**THE REQUEST**:
Set down each record below precisely, skipping the pictures.

**RECORD LIST**:
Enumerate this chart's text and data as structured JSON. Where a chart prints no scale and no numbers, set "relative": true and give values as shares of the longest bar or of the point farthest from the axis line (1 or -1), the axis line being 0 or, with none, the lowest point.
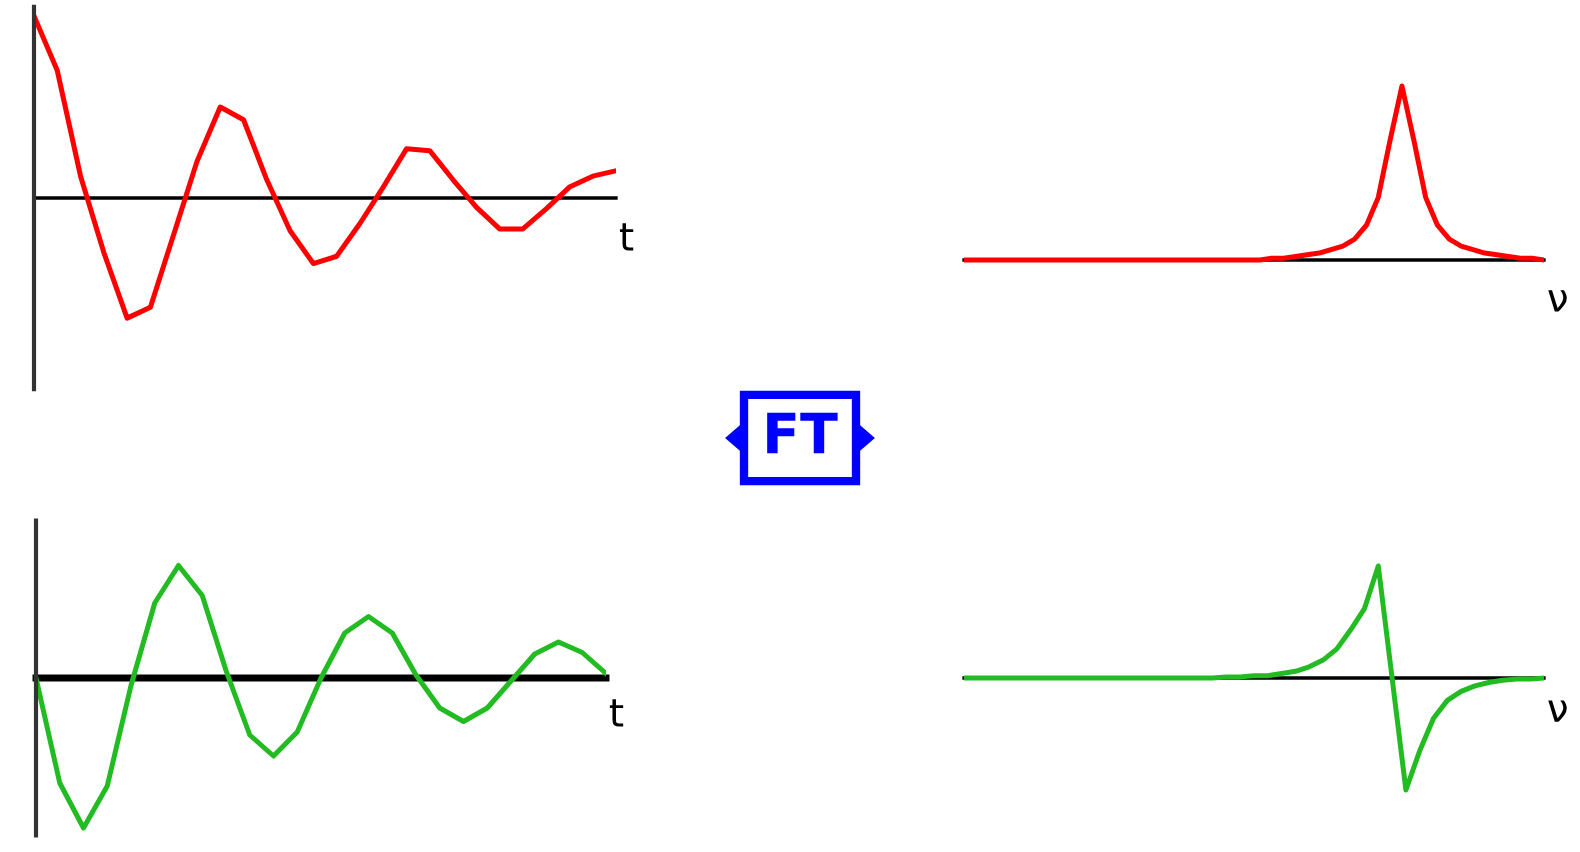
{
  "chart_data": [
    {
      "type": "line",
      "relative": true,
      "xlabel": "t",
      "categories": [
        null,
        null,
        null,
        null,
        null,
        null,
        null,
        null,
        null,
        null,
        null,
        null,
        null,
        null,
        null,
        null,
        null,
        null,
        null,
        null,
        null,
        null,
        null,
        null,
        null,
        null
      ],
      "series": [
        {
          "color": "#ff0000",
          "values": [
            1.0,
            0.7,
            0.12,
            -0.3,
            -0.66,
            -0.6,
            -0.2,
            0.2,
            0.5,
            0.43,
            0.1,
            -0.18,
            -0.36,
            -0.32,
            -0.14,
            0.06,
            0.27,
            0.26,
            0.1,
            -0.05,
            -0.17,
            -0.17,
            -0.06,
            0.06,
            0.12,
            0.15
          ]
        }
      ]
    },
    {
      "type": "other",
      "color": "#0000ff",
      "annotations": [
        "FT"
      ]
    },
    {
      "type": "line",
      "relative": true,
      "xlabel": "ν",
      "categories": [
        null,
        null,
        null,
        null,
        null,
        null,
        null,
        null,
        null,
        null,
        null,
        null,
        null,
        null,
        null,
        null,
        null,
        null,
        null,
        null,
        null,
        null,
        null,
        null,
        null,
        null,
        null,
        null,
        null,
        null,
        null,
        null,
        null,
        null,
        null,
        null,
        null,
        null,
        null,
        null,
        null,
        null,
        null,
        null,
        null,
        null,
        null,
        null,
        null,
        null
      ],
      "series": [
        {
          "color": "#ff0000",
          "values": [
            0,
            0,
            0,
            0,
            0,
            0,
            0,
            0,
            0,
            0,
            0,
            0,
            0,
            0,
            0,
            0,
            0,
            0,
            0,
            0,
            0,
            0,
            0,
            0,
            0,
            0,
            0.01,
            0.01,
            0.02,
            0.03,
            0.04,
            0.06,
            0.08,
            0.12,
            0.2,
            0.36,
            0.69,
            1,
            0.69,
            0.36,
            0.2,
            0.12,
            0.08,
            0.06,
            0.04,
            0.03,
            0.02,
            0.01,
            0.01,
            0
          ]
        }
      ]
    },
    {
      "type": "line",
      "relative": true,
      "xlabel": "t",
      "categories": [
        null,
        null,
        null,
        null,
        null,
        null,
        null,
        null,
        null,
        null,
        null,
        null,
        null,
        null,
        null,
        null,
        null,
        null,
        null,
        null,
        null,
        null,
        null,
        null,
        null
      ],
      "series": [
        {
          "color": "#22bb22",
          "values": [
            0,
            -0.7,
            -1.0,
            -0.72,
            -0.05,
            0.5,
            0.75,
            0.55,
            0.05,
            -0.38,
            -0.52,
            -0.36,
            0.0,
            0.3,
            0.41,
            0.3,
            0.02,
            -0.2,
            -0.29,
            -0.2,
            -0.02,
            0.16,
            0.24,
            0.17,
            0.03
          ]
        }
      ]
    },
    {
      "type": "line",
      "relative": true,
      "xlabel": "ν",
      "categories": [
        null,
        null,
        null,
        null,
        null,
        null,
        null,
        null,
        null,
        null,
        null,
        null,
        null,
        null,
        null,
        null,
        null,
        null,
        null,
        null,
        null,
        null,
        null,
        null,
        null,
        null,
        null,
        null,
        null,
        null,
        null,
        null,
        null,
        null,
        null,
        null,
        null,
        null,
        null,
        null,
        null,
        null,
        null
      ],
      "series": [
        {
          "color": "#22bb22",
          "values": [
            0,
            0,
            0,
            0,
            0,
            0,
            0,
            0,
            0,
            0,
            0,
            0,
            0,
            0,
            0,
            0,
            0,
            0,
            0,
            0.01,
            0.01,
            0.02,
            0.02,
            0.04,
            0.06,
            0.1,
            0.16,
            0.26,
            0.43,
            0.62,
            1.0,
            0,
            -1.0,
            -0.65,
            -0.36,
            -0.2,
            -0.12,
            -0.07,
            -0.04,
            -0.02,
            -0.01,
            -0.01,
            0
          ]
        }
      ]
    }
  ]
}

**CORRECT OUTPUT**:
Enumerate this chart's text and data as structured JSON. Where a chart prints no scale and no numbers, set "relative": true and give values as shares of the longest bar or of the point farthest from the axis line (1 or -1), the axis line being 0 or, with none, the lowest point.
{
  "chart_data": [
    {
      "type": "line",
      "relative": true,
      "xlabel": "t",
      "categories": [
        null,
        null,
        null,
        null,
        null,
        null,
        null,
        null,
        null,
        null,
        null,
        null,
        null,
        null,
        null,
        null,
        null,
        null,
        null,
        null,
        null,
        null,
        null,
        null,
        null,
        null
      ],
      "series": [
        {
          "color": "#ff0000",
          "values": [
            1.0,
            0.7,
            0.12,
            -0.3,
            -0.66,
            -0.6,
            -0.2,
            0.2,
            0.5,
            0.43,
            0.1,
            -0.18,
            -0.36,
            -0.32,
            -0.14,
            0.06,
            0.27,
            0.26,
            0.1,
            -0.05,
            -0.17,
            -0.17,
            -0.06,
            0.06,
            0.12,
            0.15
          ]
        }
      ]
    },
    {
      "type": "other",
      "color": "#0000ff",
      "annotations": [
        "FT"
      ]
    },
    {
      "type": "line",
      "relative": true,
      "xlabel": "ν",
      "categories": [
        null,
        null,
        null,
        null,
        null,
        null,
        null,
        null,
        null,
        null,
        null,
        null,
        null,
        null,
        null,
        null,
        null,
        null,
        null,
        null,
        null,
        null,
        null,
        null,
        null,
        null,
        null,
        null,
        null,
        null,
        null,
        null,
        null,
        null,
        null,
        null,
        null,
        null,
        null,
        null,
        null,
        null,
        null,
        null,
        null,
        null,
        null,
        null,
        null,
        null
      ],
      "series": [
        {
          "color": "#ff0000",
          "values": [
            0,
            0,
            0,
            0,
            0,
            0,
            0,
            0,
            0,
            0,
            0,
            0,
            0,
            0,
            0,
            0,
            0,
            0,
            0,
            0,
            0,
            0,
            0,
            0,
            0,
            0,
            0.01,
            0.01,
            0.02,
            0.03,
            0.04,
            0.06,
            0.08,
            0.12,
            0.2,
            0.36,
            0.69,
            1,
            0.69,
            0.36,
            0.2,
            0.12,
            0.08,
            0.06,
            0.04,
            0.03,
            0.02,
            0.01,
            0.01,
            0
          ]
        }
      ]
    },
    {
      "type": "line",
      "relative": true,
      "xlabel": "t",
      "categories": [
        null,
        null,
        null,
        null,
        null,
        null,
        null,
        null,
        null,
        null,
        null,
        null,
        null,
        null,
        null,
        null,
        null,
        null,
        null,
        null,
        null,
        null,
        null,
        null,
        null
      ],
      "series": [
        {
          "color": "#22bb22",
          "values": [
            0,
            -0.7,
            -1.0,
            -0.72,
            -0.05,
            0.5,
            0.75,
            0.55,
            0.05,
            -0.38,
            -0.52,
            -0.36,
            0.0,
            0.3,
            0.41,
            0.3,
            0.02,
            -0.2,
            -0.29,
            -0.2,
            -0.02,
            0.16,
            0.24,
            0.17,
            0.03
          ]
        }
      ]
    },
    {
      "type": "line",
      "relative": true,
      "xlabel": "ν",
      "categories": [
        null,
        null,
        null,
        null,
        null,
        null,
        null,
        null,
        null,
        null,
        null,
        null,
        null,
        null,
        null,
        null,
        null,
        null,
        null,
        null,
        null,
        null,
        null,
        null,
        null,
        null,
        null,
        null,
        null,
        null,
        null,
        null,
        null,
        null,
        null,
        null,
        null,
        null,
        null,
        null,
        null,
        null,
        null
      ],
      "series": [
        {
          "color": "#22bb22",
          "values": [
            0,
            0,
            0,
            0,
            0,
            0,
            0,
            0,
            0,
            0,
            0,
            0,
            0,
            0,
            0,
            0,
            0,
            0,
            0,
            0.01,
            0.01,
            0.02,
            0.02,
            0.04,
            0.06,
            0.1,
            0.16,
            0.26,
            0.43,
            0.62,
            1.0,
            0,
            -1.0,
            -0.65,
            -0.36,
            -0.2,
            -0.12,
            -0.07,
            -0.04,
            -0.02,
            -0.01,
            -0.01,
            0
          ]
        }
      ]
    }
  ]
}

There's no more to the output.